(Stored entries)
BEGIN

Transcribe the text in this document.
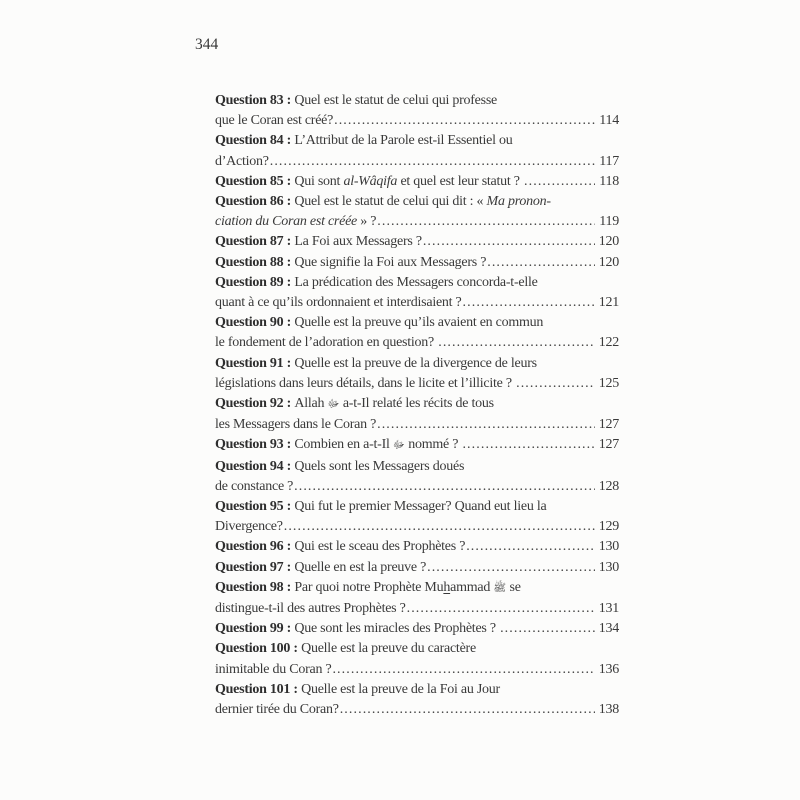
344
Question 83 : Quel est le statut de celui qui professe
que le Coran est créé? .....	114
Question 84 : L’Attribut de la Parole est-il Essentiel ou
d’Action? .....	117
Question 85 : Qui sont al-Wâqifa et quel est leur statut ? .....	118
Question 86 : Quel est le statut de celui qui dit : « Ma pronon-
ciation du Coran est créée » ? .....	119
Question 87 : La Foi aux Messagers ? .....	120
Question 88 : Que signifie la Foi aux Messagers ? .....	120
Question 89 : La prédication des Messagers concorda-t-elle
quant à ce qu’ils ordonnaient et interdisaient ? .....	121
Question 90 : Quelle est la preuve qu’ils avaient en commun
le fondement de l’adoration en question? .....	122
Question 91 : Quelle est la preuve de la divergence de leurs
législations dans leurs détails, dans le licite et l’illicite ? .....	125
Question 92 : Allah ﷻ a-t-Il relaté les récits de tous
les Messagers dans le Coran ? .....	127
Question 93 : Combien en a-t-Il ﷻ nommé ? .....	127
Question 94 : Quels sont les Messagers doués
de constance ? .....	128
Question 95 : Qui fut le premier Messager? Quand eut lieu la
Divergence? .....	129
Question 96 : Qui est le sceau des Prophètes ? .....	130
Question 97 : Quelle en est la preuve ? .....	130
Question 98 : Par quoi notre Prophète Muhammad ﷺ se
distingue-t-il des autres Prophètes ? .....	131
Question 99 : Que sont les miracles des Prophètes ? .....	134
Question 100 : Quelle est la preuve du caractère
inimitable du Coran ? .....	136
Question 101 : Quelle est la preuve de la Foi au Jour
dernier tirée du Coran? .....	138
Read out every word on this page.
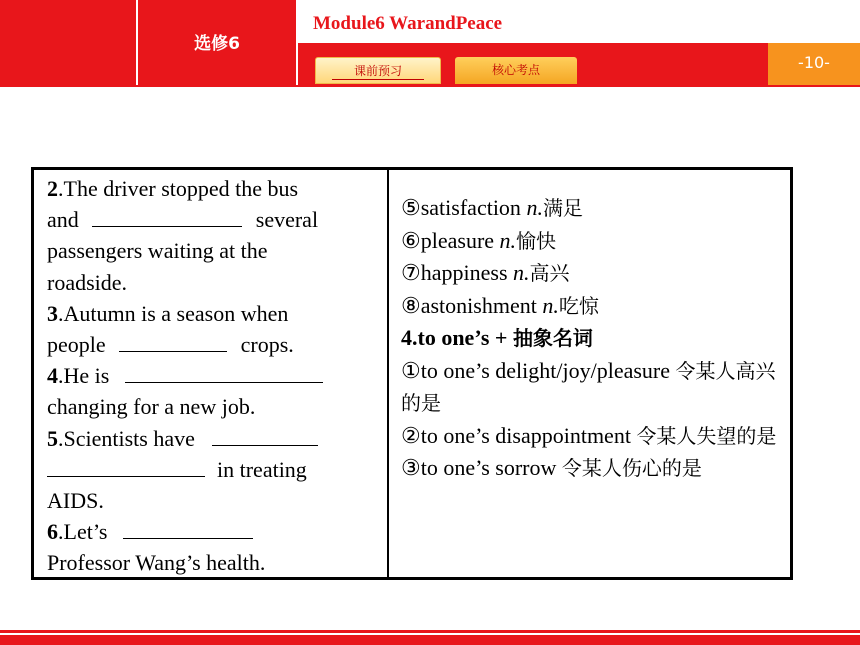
选修6
Module6 WarandPeace
课前预习	核心考点	-10-

2.The driver stopped the bus

and	several

passengers waiting at the

roadside.

3.Autumn is a season when

people	crops.

4.He is

changing for a new job.

5.Scientists have

in treating

AIDS.

6.Let’s

Professor Wang’s health.

⑤satisfaction n.满足

⑥pleasure n.愉快

⑦happiness n.高兴

⑧astonishment n.吃惊

4.to one’s + 抽象名词

①to one’s delight/joy/pleasure 令某人高兴的是

②to one’s disappointment 令某人失望的是

③to one’s sorrow 令某人伤心的是
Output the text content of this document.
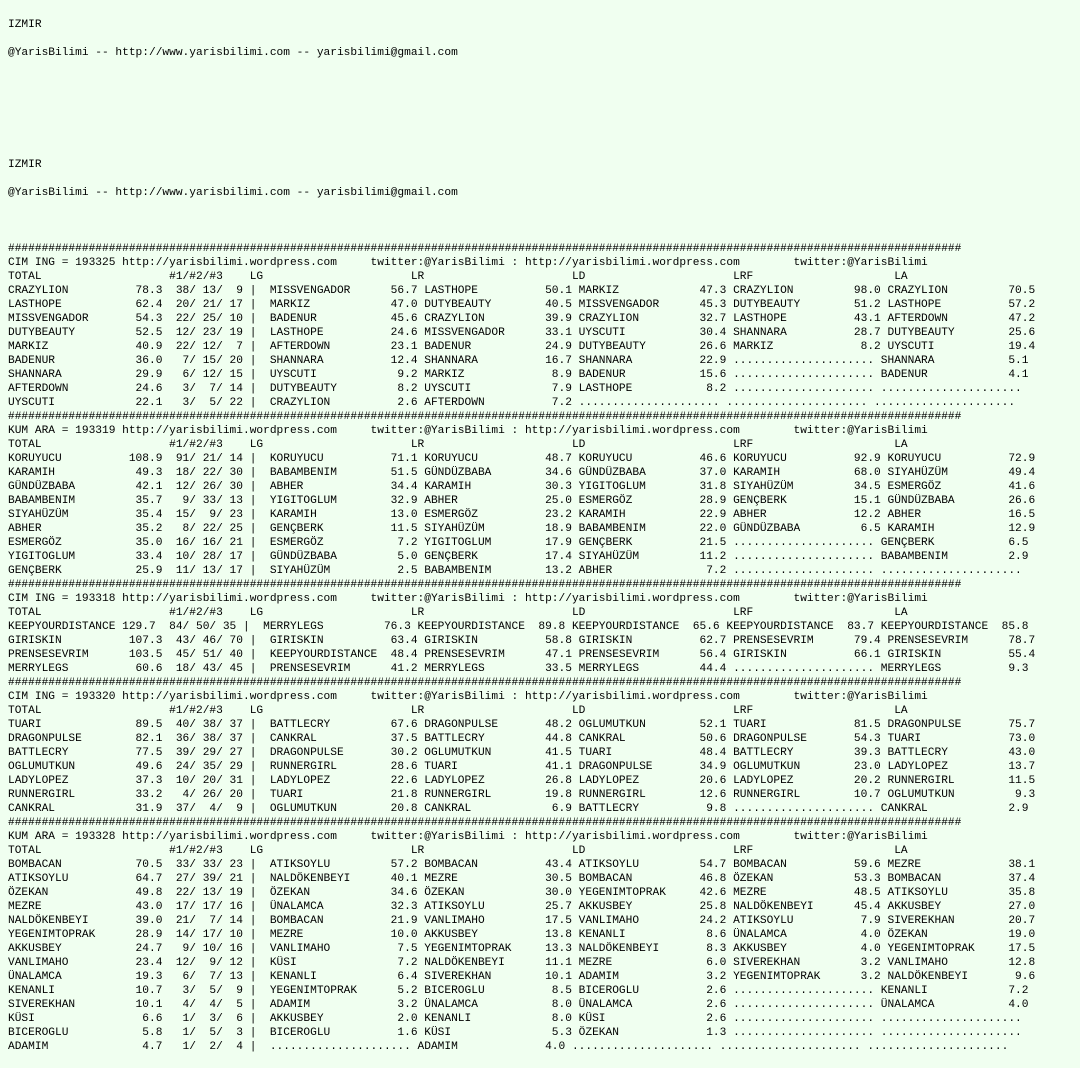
IZMIR

@YarisBilimi -- http://www.yarisbilimi.com -- yarisbilimi@gmail.com

IZMIR

@YarisBilimi -- http://www.yarisbilimi.com -- yarisbilimi@gmail.com

##############################################################################################################################################
CIM ING = 193325 http://yarisbilimi.wordpress.com     twitter:@YarisBilimi : http://yarisbilimi.wordpress.com        twitter:@YarisBilimi
TOTAL                   #1/#2/#3    LG                      LR                      LD                      LRF                     LA
CRAZYLION          78.3  38/ 13/  9 |  MISSVENGADOR      56.7 LASTHOPE          50.1 MARKIZ            47.3 CRAZYLION         98.0 CRAZYLION         70.5
LASTHOPE           62.4  20/ 21/ 17 |  MARKIZ            47.0 DUTYBEAUTY        40.5 MISSVENGADOR      45.3 DUTYBEAUTY        51.2 LASTHOPE          57.2
MISSVENGADOR       54.3  22/ 25/ 10 |  BADENUR           45.6 CRAZYLION         39.9 CRAZYLION         32.7 LASTHOPE          43.1 AFTERDOWN         47.2
DUTYBEAUTY         52.5  12/ 23/ 19 |  LASTHOPE          24.6 MISSVENGADOR      33.1 UYSCUTI           30.4 SHANNARA          28.7 DUTYBEAUTY        25.6
MARKIZ             40.9  22/ 12/  7 |  AFTERDOWN         23.1 BADENUR           24.9 DUTYBEAUTY        26.6 MARKIZ             8.2 UYSCUTI           19.4
BADENUR            36.0   7/ 15/ 20 |  SHANNARA          12.4 SHANNARA          16.7 SHANNARA          22.9 ..................... SHANNARA           5.1
SHANNARA           29.9   6/ 12/ 15 |  UYSCUTI            9.2 MARKIZ             8.9 BADENUR           15.6 ..................... BADENUR            4.1
AFTERDOWN          24.6   3/  7/ 14 |  DUTYBEAUTY         8.2 UYSCUTI            7.9 LASTHOPE           8.2 ..................... .....................
UYSCUTI            22.1   3/  5/ 22 |  CRAZYLION          2.6 AFTERDOWN          7.2 ..................... ..................... .....................
##############################################################################################################################################
KUM ARA = 193319 http://yarisbilimi.wordpress.com     twitter:@YarisBilimi : http://yarisbilimi.wordpress.com        twitter:@YarisBilimi
TOTAL                   #1/#2/#3    LG                      LR                      LD                      LRF                     LA
KORUYUCU          108.9  91/ 21/ 14 |  KORUYUCU          71.1 KORUYUCU          48.7 KORUYUCU          46.6 KORUYUCU          92.9 KORUYUCU          72.9
KARAMIH            49.3  18/ 22/ 30 |  BABAMBENIM        51.5 GÜNDÜZBABA        34.6 GÜNDÜZBABA        37.0 KARAMIH           68.0 SIYAHÜZÜM         49.4
GÜNDÜZBABA         42.1  12/ 26/ 30 |  ABHER             34.4 KARAMIH           30.3 YIGITOGLUM        31.8 SIYAHÜZÜM         34.5 ESMERGÖZ          41.6
BABAMBENIM         35.7   9/ 33/ 13 |  YIGITOGLUM        32.9 ABHER             25.0 ESMERGÖZ          28.9 GENÇBERK          15.1 GÜNDÜZBABA        26.6
SIYAHÜZÜM          35.4  15/  9/ 23 |  KARAMIH           13.0 ESMERGÖZ          23.2 KARAMIH           22.9 ABHER             12.2 ABHER             16.5
ABHER              35.2   8/ 22/ 25 |  GENÇBERK          11.5 SIYAHÜZÜM         18.9 BABAMBENIM        22.0 GÜNDÜZBABA         6.5 KARAMIH           12.9
ESMERGÖZ           35.0  16/ 16/ 21 |  ESMERGÖZ           7.2 YIGITOGLUM        17.9 GENÇBERK          21.5 ..................... GENÇBERK           6.5
YIGITOGLUM         33.4  10/ 28/ 17 |  GÜNDÜZBABA         5.0 GENÇBERK          17.4 SIYAHÜZÜM         11.2 ..................... BABAMBENIM         2.9
GENÇBERK           25.9  11/ 13/ 17 |  SIYAHÜZÜM          2.5 BABAMBENIM        13.2 ABHER              7.2 ..................... .....................
##############################################################################################################################################
CIM ING = 193318 http://yarisbilimi.wordpress.com     twitter:@YarisBilimi : http://yarisbilimi.wordpress.com        twitter:@YarisBilimi
TOTAL                   #1/#2/#3    LG                      LR                      LD                      LRF                     LA
KEEPYOURDISTANCE 129.7  84/ 50/ 35 |  MERRYLEGS         76.3 KEEPYOURDISTANCE  89.8 KEEPYOURDISTANCE  65.6 KEEPYOURDISTANCE  83.7 KEEPYOURDISTANCE  85.8
GIRISKIN          107.3  43/ 46/ 70 |  GIRISKIN          63.4 GIRISKIN          58.8 GIRISKIN          62.7 PRENSESEVRIM      79.4 PRENSESEVRIM      78.7
PRENSESEVRIM      103.5  45/ 51/ 40 |  KEEPYOURDISTANCE  48.4 PRENSESEVRIM      47.1 PRENSESEVRIM      56.4 GIRISKIN          66.1 GIRISKIN          55.4
MERRYLEGS          60.6  18/ 43/ 45 |  PRENSESEVRIM      41.2 MERRYLEGS         33.5 MERRYLEGS         44.4 ..................... MERRYLEGS          9.3
##############################################################################################################################################
CIM ING = 193320 http://yarisbilimi.wordpress.com     twitter:@YarisBilimi : http://yarisbilimi.wordpress.com        twitter:@YarisBilimi
TOTAL                   #1/#2/#3    LG                      LR                      LD                      LRF                     LA
TUARI              89.5  40/ 38/ 37 |  BATTLECRY         67.6 DRAGONPULSE       48.2 OGLUMUTKUN        52.1 TUARI             81.5 DRAGONPULSE       75.7
DRAGONPULSE        82.1  36/ 38/ 37 |  CANKRAL           37.5 BATTLECRY         44.8 CANKRAL           50.6 DRAGONPULSE       54.3 TUARI             73.0
BATTLECRY          77.5  39/ 29/ 27 |  DRAGONPULSE       30.2 OGLUMUTKUN        41.5 TUARI             48.4 BATTLECRY         39.3 BATTLECRY         43.0
OGLUMUTKUN         49.6  24/ 35/ 29 |  RUNNERGIRL        28.6 TUARI             41.1 DRAGONPULSE       34.9 OGLUMUTKUN        23.0 LADYLOPEZ         13.7
LADYLOPEZ          37.3  10/ 20/ 31 |  LADYLOPEZ         22.6 LADYLOPEZ         26.8 LADYLOPEZ         20.6 LADYLOPEZ         20.2 RUNNERGIRL        11.5
RUNNERGIRL         33.2   4/ 26/ 20 |  TUARI             21.8 RUNNERGIRL        19.8 RUNNERGIRL        12.6 RUNNERGIRL        10.7 OGLUMUTKUN         9.3
CANKRAL            31.9  37/  4/  9 |  OGLUMUTKUN        20.8 CANKRAL            6.9 BATTLECRY          9.8 ..................... CANKRAL            2.9
##############################################################################################################################################
KUM ARA = 193328 http://yarisbilimi.wordpress.com     twitter:@YarisBilimi : http://yarisbilimi.wordpress.com        twitter:@YarisBilimi
TOTAL                   #1/#2/#3    LG                      LR                      LD                      LRF                     LA
BOMBACAN           70.5  33/ 33/ 23 |  ATIKSOYLU         57.2 BOMBACAN          43.4 ATIKSOYLU         54.7 BOMBACAN          59.6 MEZRE             38.1
ATIKSOYLU          64.7  27/ 39/ 21 |  NALDÖKENBEYI      40.1 MEZRE             30.5 BOMBACAN          46.8 ÖZEKAN            53.3 BOMBACAN          37.4
ÖZEKAN             49.8  22/ 13/ 19 |  ÖZEKAN            34.6 ÖZEKAN            30.0 YEGENIMTOPRAK     42.6 MEZRE             48.5 ATIKSOYLU         35.8
MEZRE              43.0  17/ 17/ 16 |  ÜNALAMCA          32.3 ATIKSOYLU         25.7 AKKUSBEY          25.8 NALDÖKENBEYI      45.4 AKKUSBEY          27.0
NALDÖKENBEYI       39.0  21/  7/ 14 |  BOMBACAN          21.9 VANLIMAHO         17.5 VANLIMAHO         24.2 ATIKSOYLU          7.9 SIVEREKHAN        20.7
YEGENIMTOPRAK      28.9  14/ 17/ 10 |  MEZRE             10.0 AKKUSBEY          13.8 KENANLI            8.6 ÜNALAMCA           4.0 ÖZEKAN            19.0
AKKUSBEY           24.7   9/ 10/ 16 |  VANLIMAHO          7.5 YEGENIMTOPRAK     13.3 NALDÖKENBEYI       8.3 AKKUSBEY           4.0 YEGENIMTOPRAK     17.5
VANLIMAHO          23.4  12/  9/ 12 |  KÜSI               7.2 NALDÖKENBEYI      11.1 MEZRE              6.0 SIVEREKHAN         3.2 VANLIMAHO         12.8
ÜNALAMCA           19.3   6/  7/ 13 |  KENANLI            6.4 SIVEREKHAN        10.1 ADAMIM             3.2 YEGENIMTOPRAK      3.2 NALDÖKENBEYI       9.6
KENANLI            10.7   3/  5/  9 |  YEGENIMTOPRAK      5.2 BICEROGLU          8.5 BICEROGLU          2.6 ..................... KENANLI            7.2
SIVEREKHAN         10.1   4/  4/  5 |  ADAMIM             3.2 ÜNALAMCA           8.0 ÜNALAMCA           2.6 ..................... ÜNALAMCA           4.0
KÜSI                6.6   1/  3/  6 |  AKKUSBEY           2.0 KENANLI            8.0 KÜSI               2.6 ..................... .....................
BICEROGLU           5.8   1/  5/  3 |  BICEROGLU          1.6 KÜSI               5.3 ÖZEKAN             1.3 ..................... .....................
ADAMIM              4.7   1/  2/  4 |  ..................... ADAMIM             4.0 ..................... ..................... .....................
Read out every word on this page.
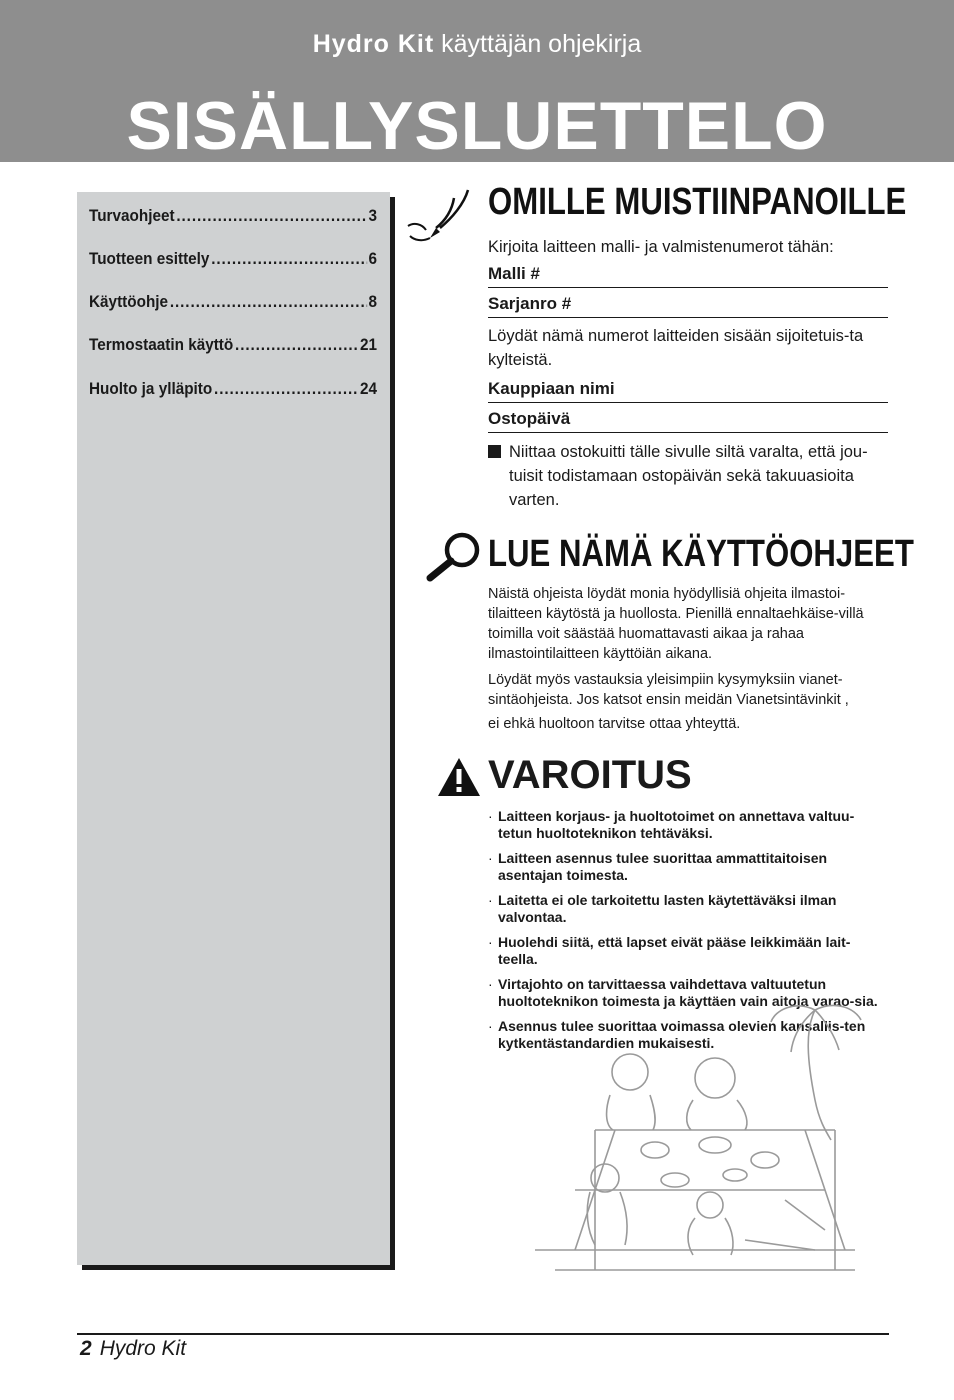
Hydro Kit käyttäjän ohjekirja
SISÄLLYSLUETTELO
Turvaohjeet .....	3
Tuotteen esittely .....	6
Käyttöohje .....	8
Termostaatin käyttö .....	21
Huolto ja ylläpito .....	24
OMILLE MUISTIINPANOILLE
Kirjoita laitteen malli- ja valmistenumerot tähän:
Malli #
Sarjanro #
Löydät nämä numerot laitteiden sisään sijoitetuis-ta kylteistä.
Kauppiaan nimi
Ostopäivä
Niittaa ostokuitti tälle sivulle siltä varalta, että jou-tuisit todistamaan ostopäivän sekä takuuasioita varten.
LUE NÄMÄ KÄYTTÖOHJEET
Näistä ohjeista löydät monia hyödyllisiä ohjeita ilmastoi-tilaitteen käytöstä ja huollosta. Pienillä ennaltaehkäise-villä toimilla voit säästää huomattavasti aikaa ja rahaa ilmastointilaitteen käyttöiän aikana.
Löydät myös vastauksia yleisimpiin kysymyksiin vianet-sintäohjeista. Jos katsot ensin meidän Vianetsintävinkit ,
ei ehkä huoltoon tarvitse ottaa yhteyttä.
VAROITUS
· Laitteen korjaus- ja huoltotoimet on annettava valtuu-tetun huoltoteknikon tehtäväksi.
· Laitteen asennus tulee suorittaa ammattitaitoisen asentajan toimesta.
· Laitetta ei ole tarkoitettu lasten käytettäväksi ilman valvontaa.
· Huolehdi siitä, että lapset eivät pääse leikkimään lait-teella.
· Virtajohto on tarvittaessa vaihdettava valtuutetun huoltoteknikon toimesta ja käyttäen vain aitoja varao-sia.
· Asennus tulee suorittaa voimassa olevien kansallis-ten kytkentästandardien mukaisesti.
2 Hydro Kit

END

• AIM OF THE EXERCISE:
From the data above, count the lines where "huoltoteknikon" occurs and give that figure and nothing else.

• EXPECTED ANSWER:
2